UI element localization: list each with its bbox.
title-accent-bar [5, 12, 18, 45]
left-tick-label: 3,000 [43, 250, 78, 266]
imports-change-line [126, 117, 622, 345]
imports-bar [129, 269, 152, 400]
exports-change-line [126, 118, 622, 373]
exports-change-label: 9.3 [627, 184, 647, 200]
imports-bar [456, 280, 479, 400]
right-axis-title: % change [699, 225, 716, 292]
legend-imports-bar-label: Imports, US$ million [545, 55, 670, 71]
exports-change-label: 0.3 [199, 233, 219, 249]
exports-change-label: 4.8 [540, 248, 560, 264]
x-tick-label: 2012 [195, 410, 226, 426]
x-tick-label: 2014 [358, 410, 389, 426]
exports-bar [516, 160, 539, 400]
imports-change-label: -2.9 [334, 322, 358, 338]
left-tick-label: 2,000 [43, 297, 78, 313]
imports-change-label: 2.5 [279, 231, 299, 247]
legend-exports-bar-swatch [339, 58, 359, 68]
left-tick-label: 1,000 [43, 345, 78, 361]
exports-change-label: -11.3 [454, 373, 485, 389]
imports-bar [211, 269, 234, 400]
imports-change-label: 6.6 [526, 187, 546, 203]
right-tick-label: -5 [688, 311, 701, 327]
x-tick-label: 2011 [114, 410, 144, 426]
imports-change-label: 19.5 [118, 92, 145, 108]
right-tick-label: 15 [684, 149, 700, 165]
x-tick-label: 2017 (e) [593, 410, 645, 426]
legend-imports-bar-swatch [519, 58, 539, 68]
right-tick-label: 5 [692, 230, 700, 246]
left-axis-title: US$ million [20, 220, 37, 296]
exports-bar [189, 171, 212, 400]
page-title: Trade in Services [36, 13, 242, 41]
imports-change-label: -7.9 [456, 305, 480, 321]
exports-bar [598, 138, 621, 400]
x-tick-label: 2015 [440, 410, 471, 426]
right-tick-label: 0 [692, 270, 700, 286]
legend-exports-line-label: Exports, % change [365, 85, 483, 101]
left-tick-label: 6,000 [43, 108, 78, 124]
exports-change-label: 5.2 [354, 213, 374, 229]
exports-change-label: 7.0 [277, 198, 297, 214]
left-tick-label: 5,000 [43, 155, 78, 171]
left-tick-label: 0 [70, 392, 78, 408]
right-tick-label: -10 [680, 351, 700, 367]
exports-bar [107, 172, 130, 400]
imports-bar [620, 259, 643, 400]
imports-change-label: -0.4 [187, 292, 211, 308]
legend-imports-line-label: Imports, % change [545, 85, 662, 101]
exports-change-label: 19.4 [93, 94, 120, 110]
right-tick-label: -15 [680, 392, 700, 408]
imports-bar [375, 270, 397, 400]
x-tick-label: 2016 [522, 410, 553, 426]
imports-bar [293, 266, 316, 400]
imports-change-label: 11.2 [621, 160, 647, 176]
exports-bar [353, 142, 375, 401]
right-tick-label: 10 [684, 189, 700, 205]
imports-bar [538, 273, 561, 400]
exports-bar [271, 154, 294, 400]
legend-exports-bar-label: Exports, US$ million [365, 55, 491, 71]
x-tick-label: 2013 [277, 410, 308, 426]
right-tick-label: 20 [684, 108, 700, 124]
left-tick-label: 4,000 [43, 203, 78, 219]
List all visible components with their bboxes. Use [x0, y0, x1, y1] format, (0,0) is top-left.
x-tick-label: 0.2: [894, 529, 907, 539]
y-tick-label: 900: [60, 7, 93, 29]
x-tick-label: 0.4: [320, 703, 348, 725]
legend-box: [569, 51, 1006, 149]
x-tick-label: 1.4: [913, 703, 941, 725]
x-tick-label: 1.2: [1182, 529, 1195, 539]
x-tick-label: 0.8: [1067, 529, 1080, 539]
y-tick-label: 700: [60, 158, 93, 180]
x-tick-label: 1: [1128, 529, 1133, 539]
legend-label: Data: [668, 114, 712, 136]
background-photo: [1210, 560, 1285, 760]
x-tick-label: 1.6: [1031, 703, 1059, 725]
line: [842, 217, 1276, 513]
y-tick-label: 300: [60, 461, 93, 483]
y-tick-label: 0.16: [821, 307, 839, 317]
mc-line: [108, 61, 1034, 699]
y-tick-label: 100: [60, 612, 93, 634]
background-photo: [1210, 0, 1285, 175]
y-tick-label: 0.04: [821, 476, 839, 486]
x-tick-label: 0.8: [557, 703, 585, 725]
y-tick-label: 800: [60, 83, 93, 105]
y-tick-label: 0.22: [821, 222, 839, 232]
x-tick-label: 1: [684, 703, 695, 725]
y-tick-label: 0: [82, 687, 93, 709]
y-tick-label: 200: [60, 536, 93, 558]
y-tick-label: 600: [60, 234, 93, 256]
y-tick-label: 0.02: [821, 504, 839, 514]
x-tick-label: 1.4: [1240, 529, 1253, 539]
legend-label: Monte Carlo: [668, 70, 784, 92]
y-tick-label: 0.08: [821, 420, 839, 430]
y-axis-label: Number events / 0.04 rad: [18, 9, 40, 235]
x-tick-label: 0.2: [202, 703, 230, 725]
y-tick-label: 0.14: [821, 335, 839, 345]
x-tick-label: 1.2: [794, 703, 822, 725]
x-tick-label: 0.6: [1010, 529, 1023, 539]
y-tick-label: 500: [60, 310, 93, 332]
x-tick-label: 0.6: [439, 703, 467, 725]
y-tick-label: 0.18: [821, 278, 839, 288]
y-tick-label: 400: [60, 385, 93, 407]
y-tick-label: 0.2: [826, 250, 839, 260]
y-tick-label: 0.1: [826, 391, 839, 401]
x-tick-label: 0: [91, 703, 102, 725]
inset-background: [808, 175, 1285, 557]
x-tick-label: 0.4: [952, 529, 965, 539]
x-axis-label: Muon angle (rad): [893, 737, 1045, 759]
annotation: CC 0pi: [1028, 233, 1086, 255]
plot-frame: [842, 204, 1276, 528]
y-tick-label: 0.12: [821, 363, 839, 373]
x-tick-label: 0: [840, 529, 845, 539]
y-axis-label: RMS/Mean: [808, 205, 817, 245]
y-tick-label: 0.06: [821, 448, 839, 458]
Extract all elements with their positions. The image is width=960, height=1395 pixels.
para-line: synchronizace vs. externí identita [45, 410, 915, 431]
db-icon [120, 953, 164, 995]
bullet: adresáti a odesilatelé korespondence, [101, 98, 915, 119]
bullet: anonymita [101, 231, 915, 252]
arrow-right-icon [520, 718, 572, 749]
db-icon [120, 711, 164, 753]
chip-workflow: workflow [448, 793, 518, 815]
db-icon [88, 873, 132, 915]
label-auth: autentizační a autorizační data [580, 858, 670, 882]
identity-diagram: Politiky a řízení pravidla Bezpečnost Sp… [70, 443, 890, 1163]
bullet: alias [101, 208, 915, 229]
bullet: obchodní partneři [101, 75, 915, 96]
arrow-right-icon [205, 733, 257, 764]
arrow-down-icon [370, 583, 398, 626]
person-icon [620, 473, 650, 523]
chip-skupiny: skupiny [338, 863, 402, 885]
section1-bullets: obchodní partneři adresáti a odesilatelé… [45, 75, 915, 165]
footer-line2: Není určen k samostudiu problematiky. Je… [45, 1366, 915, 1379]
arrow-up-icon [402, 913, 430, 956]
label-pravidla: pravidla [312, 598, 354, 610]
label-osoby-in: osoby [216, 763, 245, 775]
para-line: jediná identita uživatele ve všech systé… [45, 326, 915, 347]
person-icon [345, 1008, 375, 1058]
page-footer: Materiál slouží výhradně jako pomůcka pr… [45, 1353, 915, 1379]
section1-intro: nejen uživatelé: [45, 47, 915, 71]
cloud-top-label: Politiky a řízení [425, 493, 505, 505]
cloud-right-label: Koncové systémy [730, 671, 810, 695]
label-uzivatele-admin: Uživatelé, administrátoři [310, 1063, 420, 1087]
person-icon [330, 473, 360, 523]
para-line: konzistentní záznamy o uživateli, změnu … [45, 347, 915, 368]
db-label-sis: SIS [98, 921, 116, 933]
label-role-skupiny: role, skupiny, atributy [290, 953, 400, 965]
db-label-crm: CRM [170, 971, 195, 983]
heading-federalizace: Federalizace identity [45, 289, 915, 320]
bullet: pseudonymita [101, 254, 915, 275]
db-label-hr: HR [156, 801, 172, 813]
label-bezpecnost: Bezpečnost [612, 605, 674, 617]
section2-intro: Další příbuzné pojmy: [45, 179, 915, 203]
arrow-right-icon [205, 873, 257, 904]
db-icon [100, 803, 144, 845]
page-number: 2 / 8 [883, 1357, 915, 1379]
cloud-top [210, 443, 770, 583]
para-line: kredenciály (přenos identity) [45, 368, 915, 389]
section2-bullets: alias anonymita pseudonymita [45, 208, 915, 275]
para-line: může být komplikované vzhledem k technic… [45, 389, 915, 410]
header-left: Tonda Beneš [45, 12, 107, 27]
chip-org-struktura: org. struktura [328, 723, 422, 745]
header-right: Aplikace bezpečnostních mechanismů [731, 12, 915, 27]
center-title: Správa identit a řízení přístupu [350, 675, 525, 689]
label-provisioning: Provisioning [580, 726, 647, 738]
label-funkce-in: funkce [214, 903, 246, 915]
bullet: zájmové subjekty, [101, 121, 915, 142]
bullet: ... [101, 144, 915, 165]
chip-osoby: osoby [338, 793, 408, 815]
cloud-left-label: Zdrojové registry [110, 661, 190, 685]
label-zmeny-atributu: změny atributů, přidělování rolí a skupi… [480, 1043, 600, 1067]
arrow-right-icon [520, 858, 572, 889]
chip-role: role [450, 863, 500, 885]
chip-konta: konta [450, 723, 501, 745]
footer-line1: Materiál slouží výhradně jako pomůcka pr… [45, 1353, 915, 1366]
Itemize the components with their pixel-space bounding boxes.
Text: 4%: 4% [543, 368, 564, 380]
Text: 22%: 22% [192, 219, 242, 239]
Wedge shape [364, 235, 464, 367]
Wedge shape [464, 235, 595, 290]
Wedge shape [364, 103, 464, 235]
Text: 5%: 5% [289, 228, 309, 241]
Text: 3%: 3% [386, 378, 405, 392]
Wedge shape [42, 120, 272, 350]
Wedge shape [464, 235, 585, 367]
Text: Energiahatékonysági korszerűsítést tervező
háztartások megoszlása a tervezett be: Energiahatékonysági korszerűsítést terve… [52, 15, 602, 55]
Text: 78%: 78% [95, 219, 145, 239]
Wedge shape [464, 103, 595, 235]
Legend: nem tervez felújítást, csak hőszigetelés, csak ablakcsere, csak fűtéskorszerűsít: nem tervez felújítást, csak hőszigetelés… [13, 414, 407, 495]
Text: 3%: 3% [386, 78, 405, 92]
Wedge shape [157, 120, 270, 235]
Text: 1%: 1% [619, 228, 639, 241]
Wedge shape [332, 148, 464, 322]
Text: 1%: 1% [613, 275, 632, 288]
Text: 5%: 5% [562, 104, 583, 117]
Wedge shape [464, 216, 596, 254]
·····
* PROBLEM DESCRIPTION *
Please repeat the entries, starting at the first line and continuing up to and including the line with "exports-change-line [126, 118, 622, 373]". Copy them character for character and give nothing else.

* EXPECTED OUTPUT *
UI element localization: list each with its bbox.
title-accent-bar [5, 12, 18, 45]
left-tick-label: 3,000 [43, 250, 78, 266]
imports-change-line [126, 117, 622, 345]
imports-bar [129, 269, 152, 400]
exports-change-line [126, 118, 622, 373]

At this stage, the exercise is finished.